"""
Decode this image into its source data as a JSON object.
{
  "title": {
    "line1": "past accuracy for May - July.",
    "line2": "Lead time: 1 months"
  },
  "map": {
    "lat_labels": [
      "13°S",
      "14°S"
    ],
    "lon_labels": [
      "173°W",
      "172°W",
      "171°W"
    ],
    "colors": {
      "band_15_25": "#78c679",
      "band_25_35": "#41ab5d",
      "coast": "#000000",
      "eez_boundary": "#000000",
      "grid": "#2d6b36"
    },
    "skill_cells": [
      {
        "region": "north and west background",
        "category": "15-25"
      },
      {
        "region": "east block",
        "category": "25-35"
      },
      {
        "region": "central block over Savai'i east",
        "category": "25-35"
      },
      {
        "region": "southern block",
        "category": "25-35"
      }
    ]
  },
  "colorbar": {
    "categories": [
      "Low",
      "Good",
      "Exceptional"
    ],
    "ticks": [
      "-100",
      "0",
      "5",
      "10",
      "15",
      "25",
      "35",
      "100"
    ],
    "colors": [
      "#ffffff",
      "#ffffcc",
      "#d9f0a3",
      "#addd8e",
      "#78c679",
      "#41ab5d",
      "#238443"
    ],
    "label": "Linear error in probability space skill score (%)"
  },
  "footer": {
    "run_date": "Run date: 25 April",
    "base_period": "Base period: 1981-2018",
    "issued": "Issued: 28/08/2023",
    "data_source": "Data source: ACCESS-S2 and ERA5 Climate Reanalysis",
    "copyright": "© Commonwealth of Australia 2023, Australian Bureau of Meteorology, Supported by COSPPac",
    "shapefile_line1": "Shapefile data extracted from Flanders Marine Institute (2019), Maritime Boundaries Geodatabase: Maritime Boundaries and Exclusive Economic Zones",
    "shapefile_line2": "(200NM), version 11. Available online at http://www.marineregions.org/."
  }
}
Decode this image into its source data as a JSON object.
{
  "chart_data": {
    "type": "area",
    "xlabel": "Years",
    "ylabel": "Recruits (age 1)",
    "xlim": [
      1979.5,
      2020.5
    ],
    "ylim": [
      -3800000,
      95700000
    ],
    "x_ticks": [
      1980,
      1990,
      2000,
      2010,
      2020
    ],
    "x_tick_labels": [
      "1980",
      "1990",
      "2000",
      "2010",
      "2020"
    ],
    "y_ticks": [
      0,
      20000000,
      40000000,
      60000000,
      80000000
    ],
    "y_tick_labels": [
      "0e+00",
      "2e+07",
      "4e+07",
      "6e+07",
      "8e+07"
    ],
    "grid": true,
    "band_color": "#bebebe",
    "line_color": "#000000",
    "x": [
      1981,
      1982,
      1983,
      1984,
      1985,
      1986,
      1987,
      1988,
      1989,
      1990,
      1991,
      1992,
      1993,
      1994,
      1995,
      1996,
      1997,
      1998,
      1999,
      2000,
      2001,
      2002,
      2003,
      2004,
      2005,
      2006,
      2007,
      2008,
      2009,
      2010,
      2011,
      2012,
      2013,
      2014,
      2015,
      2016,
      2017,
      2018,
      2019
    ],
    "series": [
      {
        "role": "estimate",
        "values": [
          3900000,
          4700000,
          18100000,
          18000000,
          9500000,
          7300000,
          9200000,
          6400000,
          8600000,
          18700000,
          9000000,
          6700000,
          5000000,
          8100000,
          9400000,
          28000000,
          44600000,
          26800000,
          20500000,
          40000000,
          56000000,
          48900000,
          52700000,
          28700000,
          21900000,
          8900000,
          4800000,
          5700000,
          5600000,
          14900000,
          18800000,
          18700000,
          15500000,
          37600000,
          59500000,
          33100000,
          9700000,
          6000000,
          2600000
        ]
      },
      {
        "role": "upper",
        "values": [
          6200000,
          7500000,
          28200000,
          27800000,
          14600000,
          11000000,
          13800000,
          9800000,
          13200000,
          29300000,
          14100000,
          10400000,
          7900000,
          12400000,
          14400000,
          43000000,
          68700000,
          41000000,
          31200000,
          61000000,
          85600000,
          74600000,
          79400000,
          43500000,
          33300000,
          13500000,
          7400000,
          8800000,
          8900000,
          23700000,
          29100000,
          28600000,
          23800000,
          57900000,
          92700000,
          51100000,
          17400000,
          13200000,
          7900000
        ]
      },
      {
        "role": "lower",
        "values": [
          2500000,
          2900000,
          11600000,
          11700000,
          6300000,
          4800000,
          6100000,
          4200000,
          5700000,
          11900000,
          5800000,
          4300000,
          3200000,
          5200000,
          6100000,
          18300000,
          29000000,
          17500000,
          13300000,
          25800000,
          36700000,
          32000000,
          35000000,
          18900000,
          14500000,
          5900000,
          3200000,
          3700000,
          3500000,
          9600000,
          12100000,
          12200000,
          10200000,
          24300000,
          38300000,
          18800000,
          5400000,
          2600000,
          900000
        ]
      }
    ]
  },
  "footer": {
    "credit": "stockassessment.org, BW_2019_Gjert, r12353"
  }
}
"""
* Exercise requirements: Go through the records above and retype each one exactly.

* Solution for this problem:
Decode this image into its source data as a JSON object.
{
  "title": {
    "line1": "past accuracy for May - July.",
    "line2": "Lead time: 1 months"
  },
  "map": {
    "lat_labels": [
      "13°S",
      "14°S"
    ],
    "lon_labels": [
      "173°W",
      "172°W",
      "171°W"
    ],
    "colors": {
      "band_15_25": "#78c679",
      "band_25_35": "#41ab5d",
      "coast": "#000000",
      "eez_boundary": "#000000",
      "grid": "#2d6b36"
    },
    "skill_cells": [
      {
        "region": "north and west background",
        "category": "15-25"
      },
      {
        "region": "east block",
        "category": "25-35"
      },
      {
        "region": "central block over Savai'i east",
        "category": "25-35"
      },
      {
        "region": "southern block",
        "category": "25-35"
      }
    ]
  },
  "colorbar": {
    "categories": [
      "Low",
      "Good",
      "Exceptional"
    ],
    "ticks": [
      "-100",
      "0",
      "5",
      "10",
      "15",
      "25",
      "35",
      "100"
    ],
    "colors": [
      "#ffffff",
      "#ffffcc",
      "#d9f0a3",
      "#addd8e",
      "#78c679",
      "#41ab5d",
      "#238443"
    ],
    "label": "Linear error in probability space skill score (%)"
  },
  "footer": {
    "run_date": "Run date: 25 April",
    "base_period": "Base period: 1981-2018",
    "issued": "Issued: 28/08/2023",
    "data_source": "Data source: ACCESS-S2 and ERA5 Climate Reanalysis",
    "copyright": "© Commonwealth of Australia 2023, Australian Bureau of Meteorology, Supported by COSPPac",
    "shapefile_line1": "Shapefile data extracted from Flanders Marine Institute (2019), Maritime Boundaries Geodatabase: Maritime Boundaries and Exclusive Economic Zones",
    "shapefile_line2": "(200NM), version 11. Available online at http://www.marineregions.org/."
  }
}
Decode this image into its source data as a JSON object.
{
  "chart_data": {
    "type": "area",
    "xlabel": "Years",
    "ylabel": "Recruits (age 1)",
    "xlim": [
      1979.5,
      2020.5
    ],
    "ylim": [
      -3800000,
      95700000
    ],
    "x_ticks": [
      1980,
      1990,
      2000,
      2010,
      2020
    ],
    "x_tick_labels": [
      "1980",
      "1990",
      "2000",
      "2010",
      "2020"
    ],
    "y_ticks": [
      0,
      20000000,
      40000000,
      60000000,
      80000000
    ],
    "y_tick_labels": [
      "0e+00",
      "2e+07",
      "4e+07",
      "6e+07",
      "8e+07"
    ],
    "grid": true,
    "band_color": "#bebebe",
    "line_color": "#000000",
    "x": [
      1981,
      1982,
      1983,
      1984,
      1985,
      1986,
      1987,
      1988,
      1989,
      1990,
      1991,
      1992,
      1993,
      1994,
      1995,
      1996,
      1997,
      1998,
      1999,
      2000,
      2001,
      2002,
      2003,
      2004,
      2005,
      2006,
      2007,
      2008,
      2009,
      2010,
      2011,
      2012,
      2013,
      2014,
      2015,
      2016,
      2017,
      2018,
      2019
    ],
    "series": [
      {
        "role": "estimate",
        "values": [
          3900000,
          4700000,
          18100000,
          18000000,
          9500000,
          7300000,
          9200000,
          6400000,
          8600000,
          18700000,
          9000000,
          6700000,
          5000000,
          8100000,
          9400000,
          28000000,
          44600000,
          26800000,
          20500000,
          40000000,
          56000000,
          48900000,
          52700000,
          28700000,
          21900000,
          8900000,
          4800000,
          5700000,
          5600000,
          14900000,
          18800000,
          18700000,
          15500000,
          37600000,
          59500000,
          33100000,
          9700000,
          6000000,
          2600000
        ]
      },
      {
        "role": "upper",
        "values": [
          6200000,
          7500000,
          28200000,
          27800000,
          14600000,
          11000000,
          13800000,
          9800000,
          13200000,
          29300000,
          14100000,
          10400000,
          7900000,
          12400000,
          14400000,
          43000000,
          68700000,
          41000000,
          31200000,
          61000000,
          85600000,
          74600000,
          79400000,
          43500000,
          33300000,
          13500000,
          7400000,
          8800000,
          8900000,
          23700000,
          29100000,
          28600000,
          23800000,
          57900000,
          92700000,
          51100000,
          17400000,
          13200000,
          7900000
        ]
      },
      {
        "role": "lower",
        "values": [
          2500000,
          2900000,
          11600000,
          11700000,
          6300000,
          4800000,
          6100000,
          4200000,
          5700000,
          11900000,
          5800000,
          4300000,
          3200000,
          5200000,
          6100000,
          18300000,
          29000000,
          17500000,
          13300000,
          25800000,
          36700000,
          32000000,
          35000000,
          18900000,
          14500000,
          5900000,
          3200000,
          3700000,
          3500000,
          9600000,
          12100000,
          12200000,
          10200000,
          24300000,
          38300000,
          18800000,
          5400000,
          2600000,
          900000
        ]
      }
    ]
  },
  "footer": {
    "credit": "stockassessment.org, BW_2019_Gjert, r12353"
  }
}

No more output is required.